_What the task requires:_ Quote all the lines below word for word, leaving out the pictures.
· · · · · · ·
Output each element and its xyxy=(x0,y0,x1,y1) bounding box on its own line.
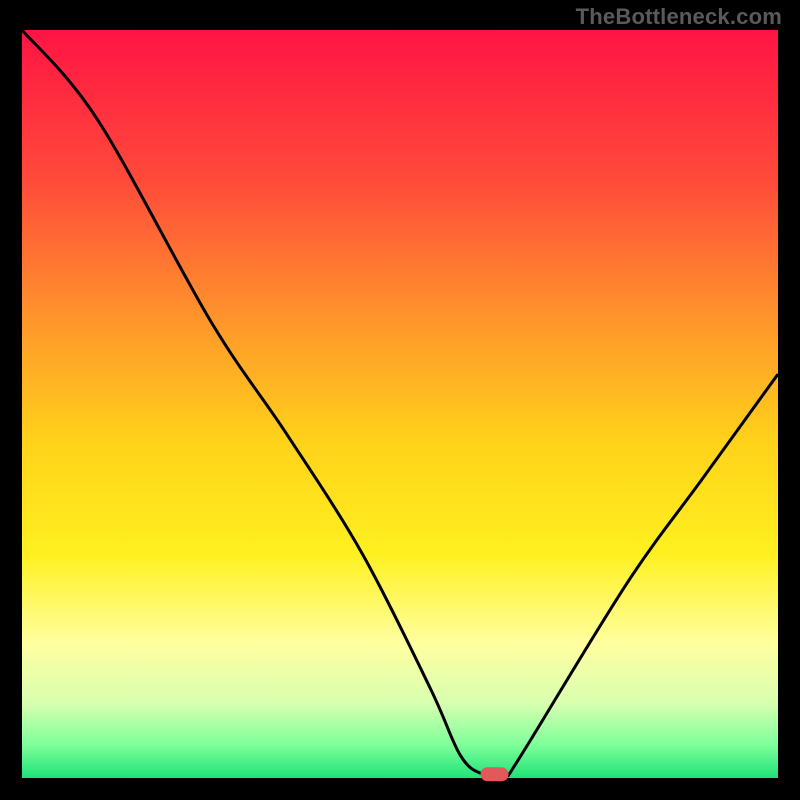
watermark-text: TheBottleneck.com xyxy=(576,4,782,30)
optimal-marker xyxy=(481,767,509,781)
chart-frame: TheBottleneck.com xyxy=(0,0,800,800)
plot-background xyxy=(22,30,778,778)
bottleneck-chart xyxy=(0,0,800,800)
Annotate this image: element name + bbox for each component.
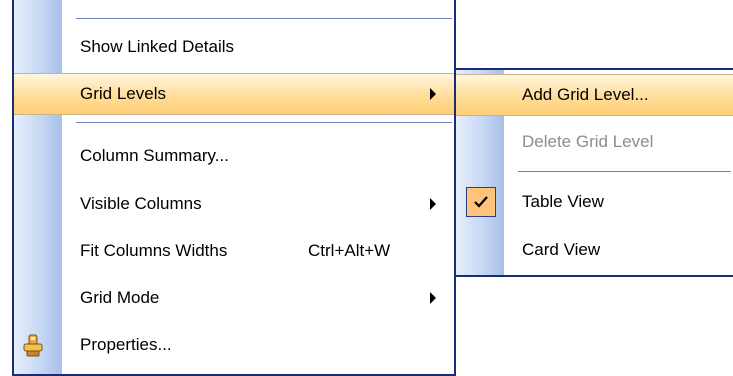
menu-item-visible-columns[interactable]: Visible Columns bbox=[14, 185, 454, 223]
menu-item-shortcut: Ctrl+Alt+W bbox=[308, 241, 391, 260]
menu-item-table-view[interactable]: Table View bbox=[456, 183, 733, 221]
menu-item-label: Column Summary... bbox=[80, 146, 229, 165]
submenu-arrow-icon bbox=[430, 292, 436, 304]
context-menu: Show Linked Details Grid Levels Column S… bbox=[12, 0, 456, 376]
menu-item-show-linked-details[interactable]: Show Linked Details bbox=[14, 28, 454, 66]
menu-item-label: Properties... bbox=[80, 335, 172, 354]
submenu-arrow-icon bbox=[430, 198, 436, 210]
menu-item-card-view[interactable]: Card View bbox=[456, 231, 733, 269]
menu-item-label: Grid Mode bbox=[80, 288, 160, 307]
menu-item-label: Show Linked Details bbox=[80, 37, 235, 56]
menu-item-label: Card View bbox=[522, 240, 601, 259]
menu-item-grid-levels[interactable]: Grid Levels bbox=[14, 73, 454, 115]
properties-icon bbox=[20, 332, 46, 372]
checkmark-icon bbox=[466, 187, 496, 217]
grid-levels-submenu: Add Grid Level... Delete Grid Level Tabl… bbox=[454, 68, 733, 277]
menu-item-label: Fit Columns Widths bbox=[80, 241, 228, 260]
menu-item-fit-columns-widths[interactable]: Fit Columns Widths Ctrl+Alt+W bbox=[14, 232, 454, 270]
menu-item-add-grid-level[interactable]: Add Grid Level... bbox=[456, 74, 733, 116]
menu-item-delete-grid-level[interactable]: Delete Grid Level bbox=[456, 123, 733, 161]
menu-separator bbox=[76, 18, 452, 19]
menu-item-properties[interactable]: Properties... bbox=[14, 326, 454, 364]
submenu-arrow-icon bbox=[430, 88, 436, 100]
menu-separator bbox=[76, 122, 452, 123]
menu-item-label: Visible Columns bbox=[80, 194, 202, 213]
menu-item-label: Grid Levels bbox=[80, 84, 166, 103]
menu-separator bbox=[518, 171, 731, 172]
menu-item-grid-mode[interactable]: Grid Mode bbox=[14, 279, 454, 317]
menu-item-label: Add Grid Level... bbox=[522, 85, 649, 104]
menu-item-column-summary[interactable]: Column Summary... bbox=[14, 137, 454, 175]
menu-item-label: Delete Grid Level bbox=[522, 132, 654, 151]
menu-item-label: Table View bbox=[522, 192, 604, 211]
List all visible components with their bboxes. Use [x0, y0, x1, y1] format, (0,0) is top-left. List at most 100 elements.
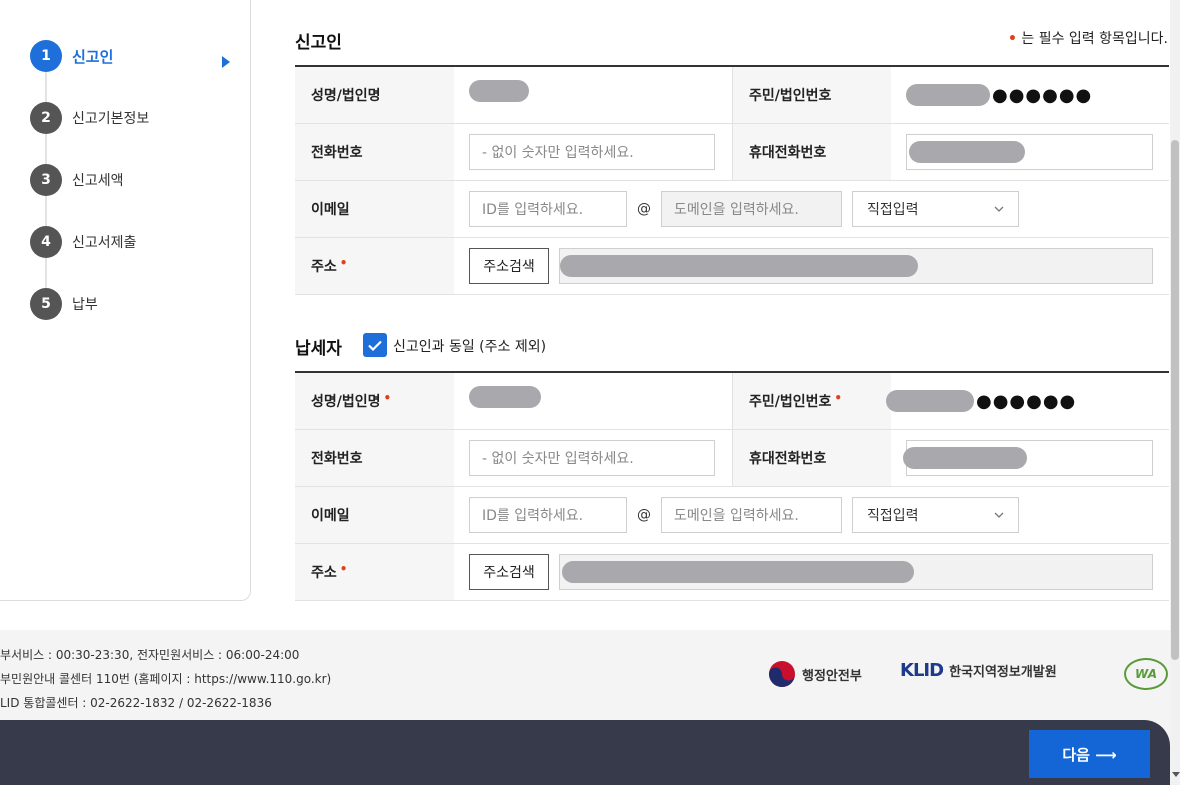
· · · · · · ·
_Task response:_
Output each element and its xyxy=(x0,y0,x1,y1) bounding box on its own line.
watermark-text: TheBottleneck.com xyxy=(576,4,782,30)
optimal-marker xyxy=(481,767,509,781)
chart-frame: TheBottleneck.com xyxy=(0,0,800,800)
plot-background xyxy=(22,30,778,778)
bottleneck-chart xyxy=(0,0,800,800)
Annotate this image: element name + bbox for each component.
menu-item-visible-columns[interactable]: Visible Columns bbox=[14, 185, 454, 223]
menu-item-shortcut: Ctrl+Alt+W bbox=[308, 241, 391, 260]
menu-item-table-view[interactable]: Table View bbox=[456, 183, 733, 221]
menu-item-label: Column Summary... bbox=[80, 146, 229, 165]
submenu-arrow-icon bbox=[430, 292, 436, 304]
context-menu: Show Linked Details Grid Levels Column S… bbox=[12, 0, 456, 376]
menu-item-show-linked-details[interactable]: Show Linked Details bbox=[14, 28, 454, 66]
menu-item-label: Properties... bbox=[80, 335, 172, 354]
submenu-arrow-icon bbox=[430, 198, 436, 210]
menu-item-card-view[interactable]: Card View bbox=[456, 231, 733, 269]
menu-item-label: Grid Mode bbox=[80, 288, 160, 307]
menu-item-label: Show Linked Details bbox=[80, 37, 235, 56]
menu-item-label: Card View bbox=[522, 240, 601, 259]
menu-item-grid-levels[interactable]: Grid Levels bbox=[14, 73, 454, 115]
properties-icon bbox=[20, 332, 46, 372]
checkmark-icon bbox=[466, 187, 496, 217]
grid-levels-submenu: Add Grid Level... Delete Grid Level Tabl… bbox=[454, 68, 733, 277]
menu-item-label: Fit Columns Widths bbox=[80, 241, 228, 260]
menu-item-fit-columns-widths[interactable]: Fit Columns Widths Ctrl+Alt+W bbox=[14, 232, 454, 270]
menu-item-add-grid-level[interactable]: Add Grid Level... bbox=[456, 74, 733, 116]
menu-item-delete-grid-level[interactable]: Delete Grid Level bbox=[456, 123, 733, 161]
menu-separator bbox=[76, 18, 452, 19]
menu-item-properties[interactable]: Properties... bbox=[14, 326, 454, 364]
submenu-arrow-icon bbox=[430, 88, 436, 100]
menu-separator bbox=[76, 122, 452, 123]
menu-item-label: Visible Columns bbox=[80, 194, 202, 213]
menu-item-label: Grid Levels bbox=[80, 84, 166, 103]
menu-separator bbox=[518, 171, 731, 172]
menu-item-grid-mode[interactable]: Grid Mode bbox=[14, 279, 454, 317]
menu-item-label: Add Grid Level... bbox=[522, 85, 649, 104]
menu-item-column-summary[interactable]: Column Summary... bbox=[14, 137, 454, 175]
menu-item-label: Delete Grid Level bbox=[522, 132, 654, 151]
menu-item-label: Table View bbox=[522, 192, 604, 211]
List all visible components with their bboxes. Use [x0, y0, x1, y1] format, (0,0) is top-left. List at most 100 elements.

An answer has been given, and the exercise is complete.